PROBLEM DETAILS. Copy the lines holding the word "xlabel", all of them.

Items from a figure collection.
* * * * * * * * *

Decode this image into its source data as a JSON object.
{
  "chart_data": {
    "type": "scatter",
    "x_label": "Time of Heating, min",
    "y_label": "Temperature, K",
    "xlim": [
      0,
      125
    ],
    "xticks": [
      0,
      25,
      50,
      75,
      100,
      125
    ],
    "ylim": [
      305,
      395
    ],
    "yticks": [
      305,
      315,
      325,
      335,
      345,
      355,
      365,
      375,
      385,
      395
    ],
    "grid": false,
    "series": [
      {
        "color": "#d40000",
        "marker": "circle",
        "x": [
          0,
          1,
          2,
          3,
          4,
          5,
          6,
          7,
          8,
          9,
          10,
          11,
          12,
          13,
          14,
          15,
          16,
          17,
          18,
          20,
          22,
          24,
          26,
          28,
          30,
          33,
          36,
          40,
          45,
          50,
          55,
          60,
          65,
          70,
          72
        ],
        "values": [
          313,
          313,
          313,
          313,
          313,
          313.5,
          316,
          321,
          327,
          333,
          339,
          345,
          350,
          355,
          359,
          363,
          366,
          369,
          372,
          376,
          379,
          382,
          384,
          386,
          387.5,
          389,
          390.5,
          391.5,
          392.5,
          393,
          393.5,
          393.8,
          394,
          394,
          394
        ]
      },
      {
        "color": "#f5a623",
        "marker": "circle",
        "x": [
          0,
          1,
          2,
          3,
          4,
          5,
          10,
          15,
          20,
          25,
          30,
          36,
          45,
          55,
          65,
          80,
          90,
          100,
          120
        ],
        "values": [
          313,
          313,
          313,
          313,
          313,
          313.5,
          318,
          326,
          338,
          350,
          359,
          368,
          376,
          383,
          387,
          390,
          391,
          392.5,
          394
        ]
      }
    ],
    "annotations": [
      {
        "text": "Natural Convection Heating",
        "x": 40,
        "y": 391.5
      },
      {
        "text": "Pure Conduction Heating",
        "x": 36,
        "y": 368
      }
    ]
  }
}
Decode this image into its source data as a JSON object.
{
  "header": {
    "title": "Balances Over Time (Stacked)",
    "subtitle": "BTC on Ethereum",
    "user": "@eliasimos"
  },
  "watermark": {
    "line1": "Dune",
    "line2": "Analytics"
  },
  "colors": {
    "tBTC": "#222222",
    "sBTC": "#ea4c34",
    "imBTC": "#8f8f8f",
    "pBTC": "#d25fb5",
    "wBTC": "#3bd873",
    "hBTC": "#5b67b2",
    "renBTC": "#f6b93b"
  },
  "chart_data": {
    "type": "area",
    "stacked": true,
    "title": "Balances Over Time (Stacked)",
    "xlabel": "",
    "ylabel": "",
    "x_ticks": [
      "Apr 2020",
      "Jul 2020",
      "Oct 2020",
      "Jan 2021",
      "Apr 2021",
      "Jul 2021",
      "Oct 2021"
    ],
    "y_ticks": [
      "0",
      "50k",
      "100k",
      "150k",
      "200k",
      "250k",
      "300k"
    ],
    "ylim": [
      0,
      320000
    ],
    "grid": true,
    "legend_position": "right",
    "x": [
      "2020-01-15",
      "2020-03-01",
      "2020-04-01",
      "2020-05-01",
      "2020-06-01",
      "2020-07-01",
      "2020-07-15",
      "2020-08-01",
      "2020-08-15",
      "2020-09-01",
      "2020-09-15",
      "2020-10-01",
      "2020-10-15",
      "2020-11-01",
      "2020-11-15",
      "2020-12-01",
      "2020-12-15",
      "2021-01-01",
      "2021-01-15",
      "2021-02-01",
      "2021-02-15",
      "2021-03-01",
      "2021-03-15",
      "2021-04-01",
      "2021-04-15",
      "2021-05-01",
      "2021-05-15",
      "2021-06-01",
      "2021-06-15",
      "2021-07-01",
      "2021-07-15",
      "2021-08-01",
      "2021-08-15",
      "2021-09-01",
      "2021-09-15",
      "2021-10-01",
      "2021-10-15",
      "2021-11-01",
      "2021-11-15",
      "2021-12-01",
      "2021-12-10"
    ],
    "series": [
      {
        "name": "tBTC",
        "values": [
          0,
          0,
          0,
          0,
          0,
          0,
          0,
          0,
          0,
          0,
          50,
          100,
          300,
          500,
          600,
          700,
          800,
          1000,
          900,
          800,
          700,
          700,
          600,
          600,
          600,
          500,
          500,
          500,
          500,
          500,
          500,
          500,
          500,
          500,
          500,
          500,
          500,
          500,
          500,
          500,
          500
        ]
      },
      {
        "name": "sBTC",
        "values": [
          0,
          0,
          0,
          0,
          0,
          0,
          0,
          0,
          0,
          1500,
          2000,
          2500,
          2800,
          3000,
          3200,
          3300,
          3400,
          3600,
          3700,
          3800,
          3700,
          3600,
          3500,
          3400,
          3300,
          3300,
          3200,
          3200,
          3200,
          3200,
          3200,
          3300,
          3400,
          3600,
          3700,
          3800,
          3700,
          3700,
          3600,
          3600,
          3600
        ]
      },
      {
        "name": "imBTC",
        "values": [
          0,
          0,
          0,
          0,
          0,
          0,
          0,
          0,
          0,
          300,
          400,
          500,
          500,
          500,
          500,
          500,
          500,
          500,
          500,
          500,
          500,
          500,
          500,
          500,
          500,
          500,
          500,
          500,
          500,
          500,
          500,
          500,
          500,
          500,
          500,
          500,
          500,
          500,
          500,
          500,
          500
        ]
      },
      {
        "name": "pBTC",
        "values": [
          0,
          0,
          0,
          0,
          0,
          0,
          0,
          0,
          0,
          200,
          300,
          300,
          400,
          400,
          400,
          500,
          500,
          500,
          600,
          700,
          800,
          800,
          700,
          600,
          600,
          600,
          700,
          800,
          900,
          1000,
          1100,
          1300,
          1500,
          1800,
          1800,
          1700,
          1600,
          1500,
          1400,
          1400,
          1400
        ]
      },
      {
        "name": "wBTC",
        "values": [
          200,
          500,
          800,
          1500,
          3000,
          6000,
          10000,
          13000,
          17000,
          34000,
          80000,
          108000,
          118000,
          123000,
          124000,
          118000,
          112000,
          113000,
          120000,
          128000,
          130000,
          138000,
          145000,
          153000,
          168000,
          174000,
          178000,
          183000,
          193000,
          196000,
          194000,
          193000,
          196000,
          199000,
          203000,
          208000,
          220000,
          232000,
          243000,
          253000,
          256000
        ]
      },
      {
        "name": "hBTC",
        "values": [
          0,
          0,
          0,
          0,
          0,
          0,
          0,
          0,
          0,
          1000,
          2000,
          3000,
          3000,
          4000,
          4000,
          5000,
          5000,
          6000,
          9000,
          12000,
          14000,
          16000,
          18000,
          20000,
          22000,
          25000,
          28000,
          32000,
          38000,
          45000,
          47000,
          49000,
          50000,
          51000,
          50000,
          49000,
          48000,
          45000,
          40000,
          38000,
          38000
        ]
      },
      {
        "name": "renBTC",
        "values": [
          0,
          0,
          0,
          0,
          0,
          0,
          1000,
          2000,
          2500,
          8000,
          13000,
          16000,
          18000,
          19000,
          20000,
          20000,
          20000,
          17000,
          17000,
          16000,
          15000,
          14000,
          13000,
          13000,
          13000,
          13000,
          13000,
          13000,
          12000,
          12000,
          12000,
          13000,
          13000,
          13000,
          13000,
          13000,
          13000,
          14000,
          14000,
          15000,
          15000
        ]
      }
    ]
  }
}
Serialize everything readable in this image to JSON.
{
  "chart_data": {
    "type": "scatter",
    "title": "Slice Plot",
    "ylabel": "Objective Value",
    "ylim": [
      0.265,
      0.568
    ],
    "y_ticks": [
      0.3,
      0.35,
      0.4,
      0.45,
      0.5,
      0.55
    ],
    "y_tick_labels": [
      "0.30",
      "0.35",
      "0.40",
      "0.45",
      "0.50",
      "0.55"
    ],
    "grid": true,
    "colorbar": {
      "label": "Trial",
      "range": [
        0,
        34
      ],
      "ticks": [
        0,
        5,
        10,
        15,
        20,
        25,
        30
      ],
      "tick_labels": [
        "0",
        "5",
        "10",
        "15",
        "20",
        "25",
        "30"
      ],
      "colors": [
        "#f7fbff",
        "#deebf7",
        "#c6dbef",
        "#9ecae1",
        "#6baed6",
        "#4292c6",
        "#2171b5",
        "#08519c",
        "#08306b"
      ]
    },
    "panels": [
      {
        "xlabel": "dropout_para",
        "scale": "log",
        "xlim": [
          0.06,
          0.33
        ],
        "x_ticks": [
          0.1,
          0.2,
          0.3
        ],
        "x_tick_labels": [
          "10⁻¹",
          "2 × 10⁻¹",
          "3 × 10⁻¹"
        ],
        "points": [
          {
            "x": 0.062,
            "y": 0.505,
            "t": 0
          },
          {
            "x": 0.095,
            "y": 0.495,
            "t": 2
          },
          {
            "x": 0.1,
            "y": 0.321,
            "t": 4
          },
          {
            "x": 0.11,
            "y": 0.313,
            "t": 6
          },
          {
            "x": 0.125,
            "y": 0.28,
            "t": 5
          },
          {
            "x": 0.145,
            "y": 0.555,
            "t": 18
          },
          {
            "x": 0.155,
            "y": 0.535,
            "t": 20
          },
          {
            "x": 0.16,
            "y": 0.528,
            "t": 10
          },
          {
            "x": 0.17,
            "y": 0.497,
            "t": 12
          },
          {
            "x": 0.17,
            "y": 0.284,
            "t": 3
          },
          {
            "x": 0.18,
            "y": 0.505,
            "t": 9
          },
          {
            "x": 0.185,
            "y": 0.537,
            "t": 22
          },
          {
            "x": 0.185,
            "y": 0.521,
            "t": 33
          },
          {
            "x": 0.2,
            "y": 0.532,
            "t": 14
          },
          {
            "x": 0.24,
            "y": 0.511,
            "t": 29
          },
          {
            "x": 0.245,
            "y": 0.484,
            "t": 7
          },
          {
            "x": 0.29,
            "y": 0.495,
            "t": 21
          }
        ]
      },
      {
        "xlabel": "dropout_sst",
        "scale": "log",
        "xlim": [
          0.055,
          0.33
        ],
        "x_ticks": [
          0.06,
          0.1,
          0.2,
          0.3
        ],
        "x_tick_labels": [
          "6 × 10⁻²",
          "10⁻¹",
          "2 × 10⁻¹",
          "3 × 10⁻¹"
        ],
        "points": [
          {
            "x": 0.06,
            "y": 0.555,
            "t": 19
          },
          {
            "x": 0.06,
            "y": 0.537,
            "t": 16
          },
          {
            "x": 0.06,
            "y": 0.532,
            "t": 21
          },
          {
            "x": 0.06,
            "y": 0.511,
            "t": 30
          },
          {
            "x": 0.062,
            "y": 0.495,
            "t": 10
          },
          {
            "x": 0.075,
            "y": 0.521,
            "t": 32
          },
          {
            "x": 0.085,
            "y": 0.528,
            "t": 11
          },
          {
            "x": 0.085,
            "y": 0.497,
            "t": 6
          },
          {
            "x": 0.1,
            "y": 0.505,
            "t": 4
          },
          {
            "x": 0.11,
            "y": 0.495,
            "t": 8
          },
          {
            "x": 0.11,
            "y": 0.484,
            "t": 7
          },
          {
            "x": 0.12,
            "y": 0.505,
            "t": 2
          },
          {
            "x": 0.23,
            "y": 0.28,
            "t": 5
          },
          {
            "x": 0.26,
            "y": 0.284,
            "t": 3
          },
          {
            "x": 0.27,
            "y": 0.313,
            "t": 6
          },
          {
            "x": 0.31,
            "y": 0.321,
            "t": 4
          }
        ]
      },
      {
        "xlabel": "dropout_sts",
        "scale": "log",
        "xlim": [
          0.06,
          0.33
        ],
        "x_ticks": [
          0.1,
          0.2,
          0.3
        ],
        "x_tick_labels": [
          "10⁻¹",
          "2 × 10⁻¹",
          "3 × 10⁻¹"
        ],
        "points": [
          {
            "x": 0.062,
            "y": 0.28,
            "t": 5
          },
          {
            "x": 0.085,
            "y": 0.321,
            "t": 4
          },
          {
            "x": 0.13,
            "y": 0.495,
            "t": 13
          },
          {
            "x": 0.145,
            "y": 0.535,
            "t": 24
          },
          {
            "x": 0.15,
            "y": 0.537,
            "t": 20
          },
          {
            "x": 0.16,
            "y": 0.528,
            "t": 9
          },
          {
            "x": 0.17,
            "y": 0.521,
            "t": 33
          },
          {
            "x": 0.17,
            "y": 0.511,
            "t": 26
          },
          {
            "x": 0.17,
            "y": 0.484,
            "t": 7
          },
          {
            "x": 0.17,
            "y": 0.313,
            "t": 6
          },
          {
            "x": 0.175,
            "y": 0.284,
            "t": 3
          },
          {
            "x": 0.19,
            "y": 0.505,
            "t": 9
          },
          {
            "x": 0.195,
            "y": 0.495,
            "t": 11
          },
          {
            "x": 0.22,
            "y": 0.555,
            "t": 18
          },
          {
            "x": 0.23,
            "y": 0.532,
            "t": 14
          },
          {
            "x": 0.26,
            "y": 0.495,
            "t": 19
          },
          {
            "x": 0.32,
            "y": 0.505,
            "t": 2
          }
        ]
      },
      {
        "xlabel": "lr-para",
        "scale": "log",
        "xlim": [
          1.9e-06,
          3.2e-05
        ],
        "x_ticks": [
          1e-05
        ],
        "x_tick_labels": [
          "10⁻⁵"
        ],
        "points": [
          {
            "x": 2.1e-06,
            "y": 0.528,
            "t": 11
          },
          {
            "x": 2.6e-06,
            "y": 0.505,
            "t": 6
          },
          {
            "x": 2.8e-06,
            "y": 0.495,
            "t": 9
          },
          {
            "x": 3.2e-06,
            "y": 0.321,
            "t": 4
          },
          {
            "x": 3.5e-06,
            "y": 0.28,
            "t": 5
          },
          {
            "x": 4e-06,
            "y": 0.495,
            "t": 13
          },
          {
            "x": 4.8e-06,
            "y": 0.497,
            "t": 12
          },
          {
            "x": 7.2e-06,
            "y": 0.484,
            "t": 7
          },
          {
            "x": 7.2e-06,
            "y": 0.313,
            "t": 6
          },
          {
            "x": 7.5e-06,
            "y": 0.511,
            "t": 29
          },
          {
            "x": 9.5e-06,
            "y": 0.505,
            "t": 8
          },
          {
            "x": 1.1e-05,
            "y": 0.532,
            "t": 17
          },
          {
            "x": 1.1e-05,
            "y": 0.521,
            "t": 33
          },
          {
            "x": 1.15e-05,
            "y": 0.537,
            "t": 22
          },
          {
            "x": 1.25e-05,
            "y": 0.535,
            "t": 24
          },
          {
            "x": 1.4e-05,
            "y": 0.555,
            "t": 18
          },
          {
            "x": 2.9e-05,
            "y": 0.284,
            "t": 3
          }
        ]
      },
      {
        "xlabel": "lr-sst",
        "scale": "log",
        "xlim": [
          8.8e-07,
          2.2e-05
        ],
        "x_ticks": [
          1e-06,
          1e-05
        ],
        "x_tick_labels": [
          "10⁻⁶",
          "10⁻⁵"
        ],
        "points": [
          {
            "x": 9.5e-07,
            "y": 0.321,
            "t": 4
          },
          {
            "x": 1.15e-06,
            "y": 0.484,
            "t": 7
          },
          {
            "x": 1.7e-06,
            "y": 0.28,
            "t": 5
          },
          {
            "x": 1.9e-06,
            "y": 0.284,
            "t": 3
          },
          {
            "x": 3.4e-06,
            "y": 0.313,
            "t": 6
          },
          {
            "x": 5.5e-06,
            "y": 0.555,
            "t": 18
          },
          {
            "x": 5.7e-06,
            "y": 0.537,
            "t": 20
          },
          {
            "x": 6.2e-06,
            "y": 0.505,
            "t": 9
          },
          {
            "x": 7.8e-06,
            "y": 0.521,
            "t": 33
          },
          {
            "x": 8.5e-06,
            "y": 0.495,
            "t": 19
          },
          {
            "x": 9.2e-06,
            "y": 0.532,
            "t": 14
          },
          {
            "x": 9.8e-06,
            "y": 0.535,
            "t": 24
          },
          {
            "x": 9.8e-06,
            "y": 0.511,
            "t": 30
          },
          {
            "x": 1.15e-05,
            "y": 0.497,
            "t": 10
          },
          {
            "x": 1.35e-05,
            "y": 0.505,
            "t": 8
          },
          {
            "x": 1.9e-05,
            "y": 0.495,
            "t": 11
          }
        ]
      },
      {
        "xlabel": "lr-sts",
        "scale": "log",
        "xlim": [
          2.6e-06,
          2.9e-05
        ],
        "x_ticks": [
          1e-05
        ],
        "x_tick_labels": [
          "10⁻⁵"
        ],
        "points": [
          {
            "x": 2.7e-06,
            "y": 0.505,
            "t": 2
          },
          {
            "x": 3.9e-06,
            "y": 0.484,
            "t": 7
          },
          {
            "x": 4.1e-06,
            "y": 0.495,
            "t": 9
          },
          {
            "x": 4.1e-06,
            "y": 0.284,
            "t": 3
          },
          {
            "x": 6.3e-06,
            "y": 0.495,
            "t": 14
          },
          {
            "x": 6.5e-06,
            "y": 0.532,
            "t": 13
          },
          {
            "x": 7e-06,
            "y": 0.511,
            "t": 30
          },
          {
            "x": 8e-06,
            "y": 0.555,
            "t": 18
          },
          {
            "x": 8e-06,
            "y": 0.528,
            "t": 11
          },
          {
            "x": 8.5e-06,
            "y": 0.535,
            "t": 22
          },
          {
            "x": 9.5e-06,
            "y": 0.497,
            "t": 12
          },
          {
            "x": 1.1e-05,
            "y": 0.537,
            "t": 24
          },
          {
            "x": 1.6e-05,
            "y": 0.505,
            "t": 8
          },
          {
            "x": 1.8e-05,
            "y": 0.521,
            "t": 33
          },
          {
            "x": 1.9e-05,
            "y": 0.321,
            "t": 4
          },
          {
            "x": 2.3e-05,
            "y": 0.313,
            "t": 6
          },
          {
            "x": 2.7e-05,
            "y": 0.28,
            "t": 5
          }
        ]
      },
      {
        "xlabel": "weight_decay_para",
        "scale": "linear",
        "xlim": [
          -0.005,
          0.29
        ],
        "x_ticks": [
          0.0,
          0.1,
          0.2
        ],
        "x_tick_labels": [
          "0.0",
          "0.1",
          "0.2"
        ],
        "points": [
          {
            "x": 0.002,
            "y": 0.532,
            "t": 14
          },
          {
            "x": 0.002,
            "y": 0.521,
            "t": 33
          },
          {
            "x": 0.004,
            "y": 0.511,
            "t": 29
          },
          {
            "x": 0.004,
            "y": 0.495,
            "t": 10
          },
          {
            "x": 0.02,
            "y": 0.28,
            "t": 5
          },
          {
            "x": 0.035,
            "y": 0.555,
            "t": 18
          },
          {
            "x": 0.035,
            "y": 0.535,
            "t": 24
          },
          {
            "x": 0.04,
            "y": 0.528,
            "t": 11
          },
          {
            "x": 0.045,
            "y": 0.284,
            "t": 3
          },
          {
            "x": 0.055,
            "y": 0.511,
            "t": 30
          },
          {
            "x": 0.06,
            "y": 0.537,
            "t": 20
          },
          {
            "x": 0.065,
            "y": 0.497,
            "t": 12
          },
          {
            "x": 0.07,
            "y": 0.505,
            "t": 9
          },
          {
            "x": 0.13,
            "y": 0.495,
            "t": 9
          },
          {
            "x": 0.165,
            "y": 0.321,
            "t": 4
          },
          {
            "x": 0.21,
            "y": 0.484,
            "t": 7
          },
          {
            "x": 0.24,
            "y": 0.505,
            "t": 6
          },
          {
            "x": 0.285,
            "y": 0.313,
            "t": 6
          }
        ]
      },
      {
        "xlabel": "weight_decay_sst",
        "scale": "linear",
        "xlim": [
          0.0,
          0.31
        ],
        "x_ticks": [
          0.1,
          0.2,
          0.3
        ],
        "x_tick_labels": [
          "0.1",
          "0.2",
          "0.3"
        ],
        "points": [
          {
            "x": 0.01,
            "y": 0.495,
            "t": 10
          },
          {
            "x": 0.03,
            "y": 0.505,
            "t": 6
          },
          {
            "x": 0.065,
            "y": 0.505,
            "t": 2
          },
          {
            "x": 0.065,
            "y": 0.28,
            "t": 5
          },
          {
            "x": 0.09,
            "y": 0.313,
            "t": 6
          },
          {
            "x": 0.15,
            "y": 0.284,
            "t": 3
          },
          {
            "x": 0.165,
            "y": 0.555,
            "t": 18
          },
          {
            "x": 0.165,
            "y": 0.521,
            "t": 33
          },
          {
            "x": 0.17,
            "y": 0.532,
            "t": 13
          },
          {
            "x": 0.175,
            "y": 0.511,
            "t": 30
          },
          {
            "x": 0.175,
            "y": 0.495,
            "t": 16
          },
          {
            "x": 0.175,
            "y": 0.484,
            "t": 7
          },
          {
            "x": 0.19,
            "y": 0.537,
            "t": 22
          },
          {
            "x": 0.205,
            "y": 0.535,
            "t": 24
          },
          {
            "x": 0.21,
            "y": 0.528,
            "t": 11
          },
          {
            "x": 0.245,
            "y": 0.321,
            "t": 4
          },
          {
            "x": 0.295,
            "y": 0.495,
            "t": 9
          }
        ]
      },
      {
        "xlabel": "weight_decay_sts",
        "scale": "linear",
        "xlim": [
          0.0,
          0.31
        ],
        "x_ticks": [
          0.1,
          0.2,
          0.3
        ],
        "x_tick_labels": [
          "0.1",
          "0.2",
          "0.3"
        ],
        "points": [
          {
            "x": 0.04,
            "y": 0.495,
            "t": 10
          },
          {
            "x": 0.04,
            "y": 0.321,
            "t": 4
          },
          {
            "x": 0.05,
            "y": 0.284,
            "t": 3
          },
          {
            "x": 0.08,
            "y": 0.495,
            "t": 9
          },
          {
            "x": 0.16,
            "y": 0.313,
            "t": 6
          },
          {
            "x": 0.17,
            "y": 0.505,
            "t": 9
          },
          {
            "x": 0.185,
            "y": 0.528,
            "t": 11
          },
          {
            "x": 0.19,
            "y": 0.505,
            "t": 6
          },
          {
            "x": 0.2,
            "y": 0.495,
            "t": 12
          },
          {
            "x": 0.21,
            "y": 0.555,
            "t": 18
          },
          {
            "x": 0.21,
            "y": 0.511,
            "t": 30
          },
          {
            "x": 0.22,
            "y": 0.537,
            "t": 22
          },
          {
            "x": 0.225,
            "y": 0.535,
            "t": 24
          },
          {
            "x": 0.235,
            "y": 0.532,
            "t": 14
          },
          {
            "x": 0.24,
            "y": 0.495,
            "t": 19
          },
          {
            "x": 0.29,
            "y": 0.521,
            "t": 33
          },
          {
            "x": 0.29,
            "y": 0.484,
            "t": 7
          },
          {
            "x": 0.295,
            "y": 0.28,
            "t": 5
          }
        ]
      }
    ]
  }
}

* * * * * * * * *

SOLVED EXERCISE.
    "xlabel": "",
        "xlabel": "dropout_para",
        "xlabel": "dropout_sst",
        "xlabel": "dropout_sts",
        "xlabel": "lr-para",
        "xlabel": "lr-sst",
        "xlabel": "lr-sts",
        "xlabel": "weight_decay_para",
        "xlabel": "weight_decay_sst",
        "xlabel": "weight_decay_sts",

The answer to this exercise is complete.